_The exercise:_ The records should be repeated word for word, pictures excluded.

[Stored records]
□ □ □ □ □

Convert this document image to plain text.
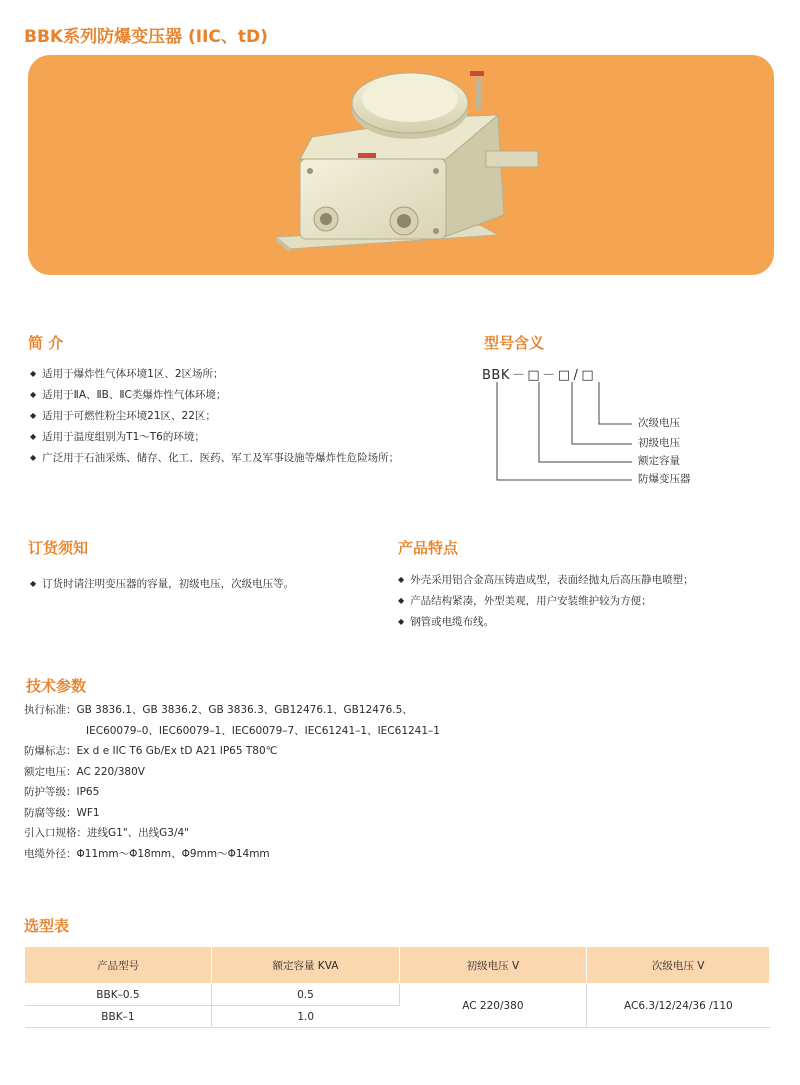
BBK系列防爆变压器 (IIC、tD)
简 介
◆ 适用于爆炸性气体环境1区、2区场所；
◆ 适用于ⅡA、ⅡB、ⅡC类爆炸性气体环境；
◆ 适用于可燃性粉尘环境21区、22区；
◆ 适用于温度组别为T1～T6的环境；
◆ 广泛用于石油采炼、储存、化工、医药、军工及军事设施等爆炸性危险场所；
型号含义
BBK － □ － □ / □
次级电压
初级电压
额定容量
防爆变压器
订货须知
◆ 订货时请注明变压器的容量，初级电压，次级电压等。
产品特点
◆ 外壳采用铝合金高压铸造成型，表面经抛丸后高压静电喷塑；
◆ 产品结构紧凑，外型美观，用户安装维护较为方便；
◆ 钢管或电缆布线。
技术参数
执行标准：GB 3836.1、GB 3836.2、GB 3836.3、GB12476.1、GB12476.5、
IEC60079–0、IEC60079–1、IEC60079–7、IEC61241–1、IEC61241–1
防爆标志：Ex d e IIC T6 Gb/Ex tD A21 IP65 T80℃
额定电压：AC 220/380V
防护等级：IP65
防腐等级：WF1
引入口规格：进线G1"、出线G3/4"
电缆外径：Φ11mm～Φ18mm、Φ9mm～Φ14mm
选型表
产品型号	额定容量 KVA	初级电压 V	次级电压 V
BBK–0.5	0.5	AC 220/380	AC6.3/12/24/36 /110
BBK–1	1.0		
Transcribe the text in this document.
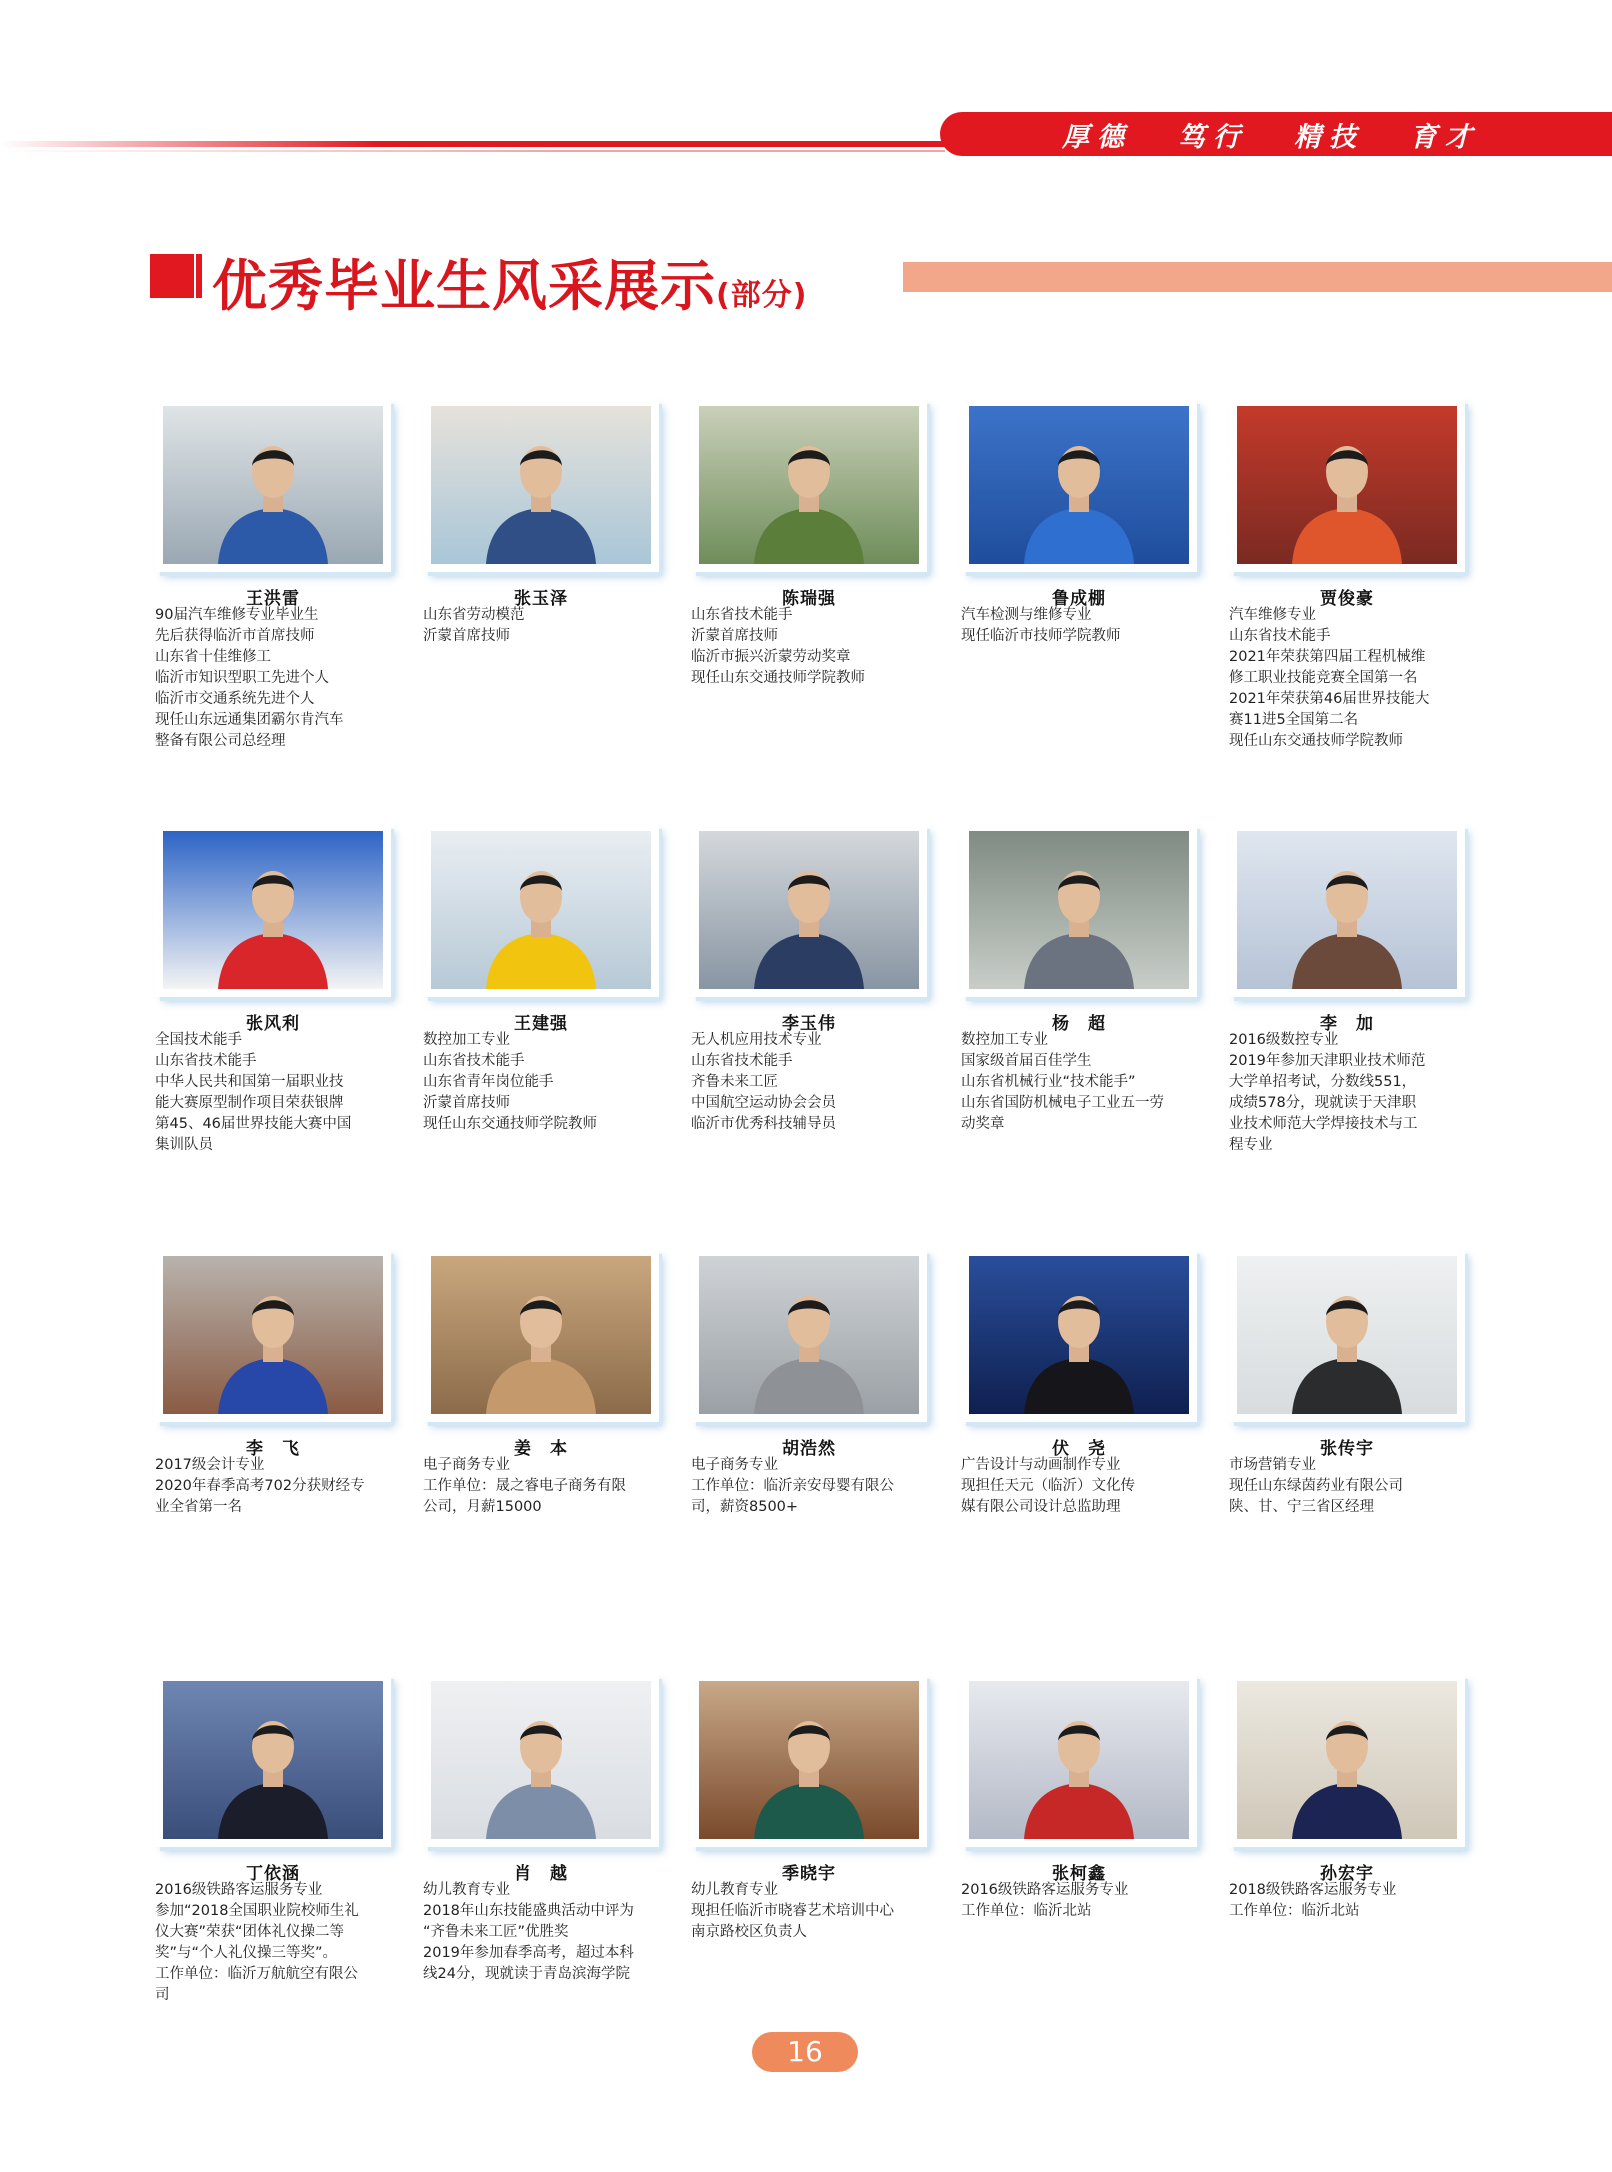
厚德 笃行 精技 育才
优秀毕业生风采展示(部分)
王洪雷
90届汽车维修专业毕业生
先后获得临沂市首席技师
山东省十佳维修工
临沂市知识型职工先进个人
临沂市交通系统先进个人
现任山东远通集团霸尔肯汽车
整备有限公司总经理
张玉泽
山东省劳动模范
沂蒙首席技师
陈瑞强
山东省技术能手
沂蒙首席技师
临沂市振兴沂蒙劳动奖章
现任山东交通技师学院教师
鲁成棚
汽车检测与维修专业
现任临沂市技师学院教师
贾俊豪
汽车维修专业
山东省技术能手
2021年荣获第四届工程机械维
修工职业技能竞赛全国第一名
2021年荣获第46届世界技能大
赛11进5全国第二名
现任山东交通技师学院教师
张风利
全国技术能手
山东省技术能手
中华人民共和国第一届职业技
能大赛原型制作项目荣获银牌
第45、46届世界技能大赛中国
集训队员
王建强
数控加工专业
山东省技术能手
山东省青年岗位能手
沂蒙首席技师
现任山东交通技师学院教师
李玉伟
无人机应用技术专业
山东省技术能手
齐鲁未来工匠
中国航空运动协会会员
临沂市优秀科技辅导员
杨　超
数控加工专业
国家级首届百佳学生
山东省机械行业“技术能手”
山东省国防机械电子工业五一劳
动奖章
李　加
2016级数控专业
2019年参加天津职业技术师范
大学单招考试，分数线551，
成绩578分，现就读于天津职
业技术师范大学焊接技术与工
程专业
李　飞
2017级会计专业
2020年春季高考702分获财经专
业全省第一名
姜　本
电子商务专业
工作单位：晟之睿电子商务有限
公司，月薪15000
胡浩然
电子商务专业
工作单位：临沂亲安母婴有限公
司，薪资8500+
伏　尧
广告设计与动画制作专业
现担任天元（临沂）文化传
媒有限公司设计总监助理
张传宇
市场营销专业
现任山东绿茵药业有限公司
陕、甘、宁三省区经理
丁依涵
2016级铁路客运服务专业
参加“2018全国职业院校师生礼
仪大赛”荣获“团体礼仪操二等
奖”与“个人礼仪操三等奖”。
工作单位：临沂万航航空有限公
司
肖　越
幼儿教育专业
2018年山东技能盛典活动中评为
“齐鲁未来工匠”优胜奖
2019年参加春季高考，超过本科
线24分，现就读于青岛滨海学院
季晓宇
幼儿教育专业
现担任临沂市晓睿艺术培训中心
南京路校区负责人
张柯鑫
2016级铁路客运服务专业
工作单位：临沂北站
孙宏宇
2018级铁路客运服务专业
工作单位：临沂北站
16
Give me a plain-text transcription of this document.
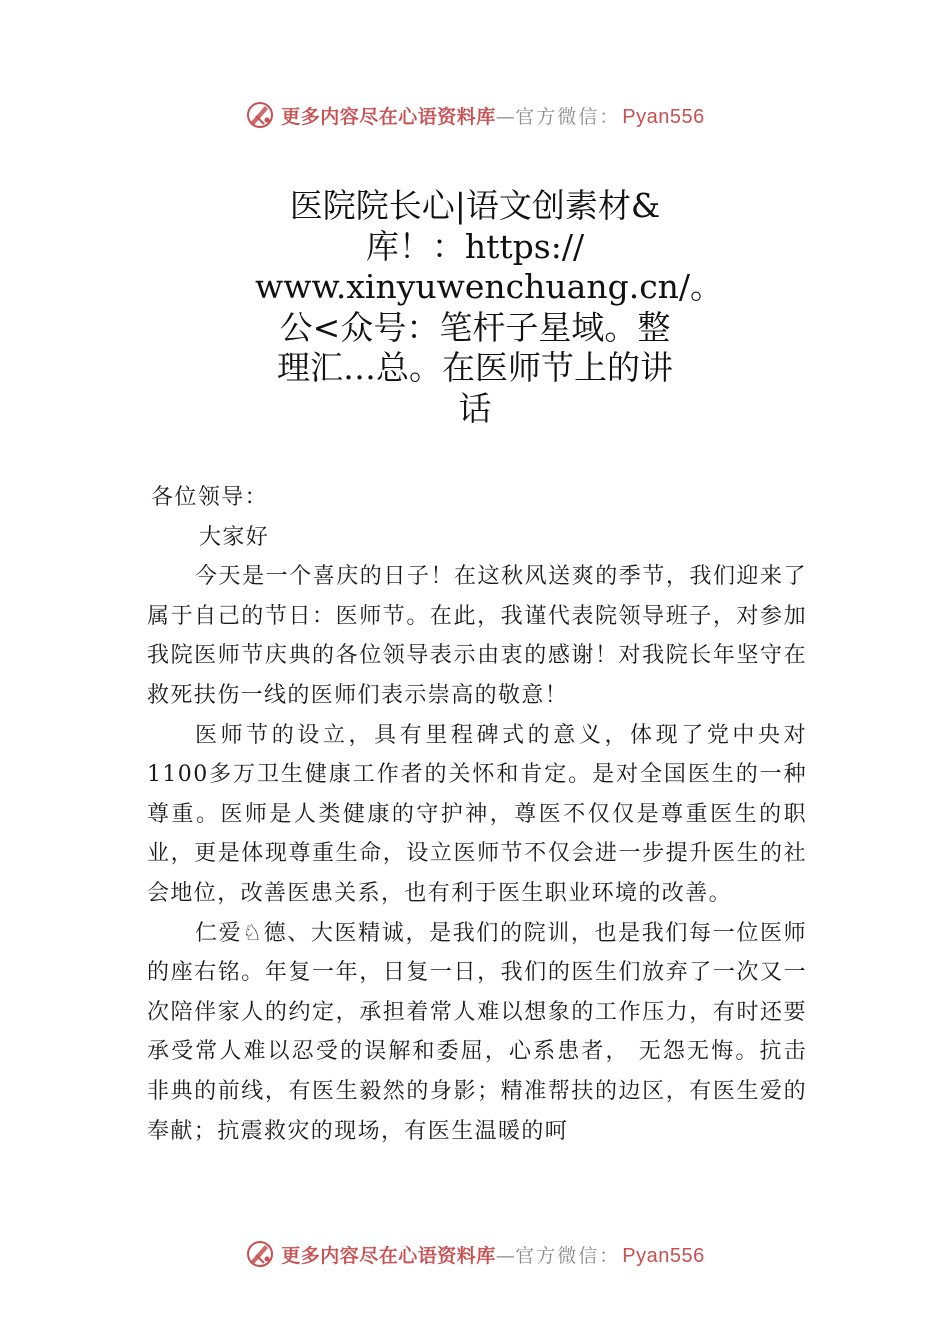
更多内容尽在心语资料库 — 官方微信： Pyan556
医院院长心|语文创素材&
库！：https://
www.xinyuwenchuang.cn/。
公<众号：笔杆子星域。整
理汇…总。在医师节上的讲
话

各位领导：

大家好

今天是一个喜庆的日子！在这秋风送爽的季节，我们迎来了属于自己的节日：医师节。在此，我谨代表院领导班子，对参加我院医师节庆典的各位领导表示由衷的感谢！对我院长年坚守在救死扶伤一线的医师们表示崇高的敬意！

医师节的设立，具有里程碑式的意义，体现了党中央对1100多万卫生健康工作者的关怀和肯定。是对全国医生的一种尊重。医师是人类健康的守护神，尊医不仅仅是尊重医生的职业，更是体现尊重生命，设立医师节不仅会进一步提升医生的社会地位，改善医患关系，也有利于医生职业环境的改善。

仁爱♘德、大医精诚，是我们的院训，也是我们每一位医师的座右铭。年复一年，日复一日，我们的医生们放弃了一次又一次陪伴家人的约定，承担着常人难以想象的工作压力，有时还要承受常人难以忍受的误解和委屈，心系患者， 无怨无悔。抗击非典的前线，有医生毅然的身影；精准帮扶的边区，有医生爱的奉献；抗震救灾的现场，有医生温暖的呵

更多内容尽在心语资料库 — 官方微信： Pyan556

□ □ □ □ □

_Solved exercise:_
Convert this document image to plain text.
BBK系列防爆变压器 (IIC、tD)
简 介
◆ 适用于爆炸性气体环境1区、2区场所；
◆ 适用于ⅡA、ⅡB、ⅡC类爆炸性气体环境；
◆ 适用于可燃性粉尘环境21区、22区；
◆ 适用于温度组别为T1～T6的环境；
◆ 广泛用于石油采炼、储存、化工、医药、军工及军事设施等爆炸性危险场所；
型号含义
BBK － □ － □ / □
次级电压
初级电压
额定容量
防爆变压器
订货须知
◆ 订货时请注明变压器的容量，初级电压，次级电压等。
产品特点
◆ 外壳采用铝合金高压铸造成型，表面经抛丸后高压静电喷塑；
◆ 产品结构紧凑，外型美观，用户安装维护较为方便；
◆ 钢管或电缆布线。
技术参数
执行标准：GB 3836.1、GB 3836.2、GB 3836.3、GB12476.1、GB12476.5、
IEC60079–0、IEC60079–1、IEC60079–7、IEC61241–1、IEC61241–1
防爆标志：Ex d e IIC T6 Gb/Ex tD A21 IP65 T80℃
额定电压：AC 220/380V
防护等级：IP65
防腐等级：WF1
引入口规格：进线G1"、出线G3/4"
电缆外径：Φ11mm～Φ18mm、Φ9mm～Φ14mm
选型表
产品型号	额定容量 KVA	初级电压 V	次级电压 V
BBK–0.5	0.5	AC 220/380	AC6.3/12/24/36 /110
BBK–1	1.0		
Transcribe the text in this document.
厚德 笃行 精技 育才
优秀毕业生风采展示(部分)
王洪雷
90届汽车维修专业毕业生
先后获得临沂市首席技师
山东省十佳维修工
临沂市知识型职工先进个人
临沂市交通系统先进个人
现任山东远通集团霸尔肯汽车
整备有限公司总经理
张玉泽
山东省劳动模范
沂蒙首席技师
陈瑞强
山东省技术能手
沂蒙首席技师
临沂市振兴沂蒙劳动奖章
现任山东交通技师学院教师
鲁成棚
汽车检测与维修专业
现任临沂市技师学院教师
贾俊豪
汽车维修专业
山东省技术能手
2021年荣获第四届工程机械维
修工职业技能竞赛全国第一名
2021年荣获第46届世界技能大
赛11进5全国第二名
现任山东交通技师学院教师
张风利
全国技术能手
山东省技术能手
中华人民共和国第一届职业技
能大赛原型制作项目荣获银牌
第45、46届世界技能大赛中国
集训队员
王建强
数控加工专业
山东省技术能手
山东省青年岗位能手
沂蒙首席技师
现任山东交通技师学院教师
李玉伟
无人机应用技术专业
山东省技术能手
齐鲁未来工匠
中国航空运动协会会员
临沂市优秀科技辅导员
杨　超
数控加工专业
国家级首届百佳学生
山东省机械行业“技术能手”
山东省国防机械电子工业五一劳
动奖章
李　加
2016级数控专业
2019年参加天津职业技术师范
大学单招考试，分数线551，
成绩578分，现就读于天津职
业技术师范大学焊接技术与工
程专业
李　飞
2017级会计专业
2020年春季高考702分获财经专
业全省第一名
姜　本
电子商务专业
工作单位：晟之睿电子商务有限
公司，月薪15000
胡浩然
电子商务专业
工作单位：临沂亲安母婴有限公
司，薪资8500+
伏　尧
广告设计与动画制作专业
现担任天元（临沂）文化传
媒有限公司设计总监助理
张传宇
市场营销专业
现任山东绿茵药业有限公司
陕、甘、宁三省区经理
丁依涵
2016级铁路客运服务专业
参加“2018全国职业院校师生礼
仪大赛”荣获“团体礼仪操二等
奖”与“个人礼仪操三等奖”。
工作单位：临沂万航航空有限公
司
肖　越
幼儿教育专业
2018年山东技能盛典活动中评为
“齐鲁未来工匠”优胜奖
2019年参加春季高考，超过本科
线24分，现就读于青岛滨海学院
季晓宇
幼儿教育专业
现担任临沂市晓睿艺术培训中心
南京路校区负责人
张柯鑫
2016级铁路客运服务专业
工作单位：临沂北站
孙宏宇
2018级铁路客运服务专业
工作单位：临沂北站
16
Give me a plain-text transcription of this document.
更多内容尽在心语资料库 — 官方微信： Pyan556
医院院长心|语文创素材&
库！：https://
www.xinyuwenchuang.cn/。
公<众号：笔杆子星域。整
理汇…总。在医师节上的讲
话

各位领导：

大家好

今天是一个喜庆的日子！在这秋风送爽的季节，我们迎来了属于自己的节日：医师节。在此，我谨代表院领导班子，对参加我院医师节庆典的各位领导表示由衷的感谢！对我院长年坚守在救死扶伤一线的医师们表示崇高的敬意！

医师节的设立，具有里程碑式的意义，体现了党中央对1100多万卫生健康工作者的关怀和肯定。是对全国医生的一种尊重。医师是人类健康的守护神，尊医不仅仅是尊重医生的职业，更是体现尊重生命，设立医师节不仅会进一步提升医生的社会地位，改善医患关系，也有利于医生职业环境的改善。

仁爱♘德、大医精诚，是我们的院训，也是我们每一位医师的座右铭。年复一年，日复一日，我们的医生们放弃了一次又一次陪伴家人的约定，承担着常人难以想象的工作压力，有时还要承受常人难以忍受的误解和委屈，心系患者， 无怨无悔。抗击非典的前线，有医生毅然的身影；精准帮扶的边区，有医生爱的奉献；抗震救灾的现场，有医生温暖的呵

更多内容尽在心语资料库 — 官方微信： Pyan556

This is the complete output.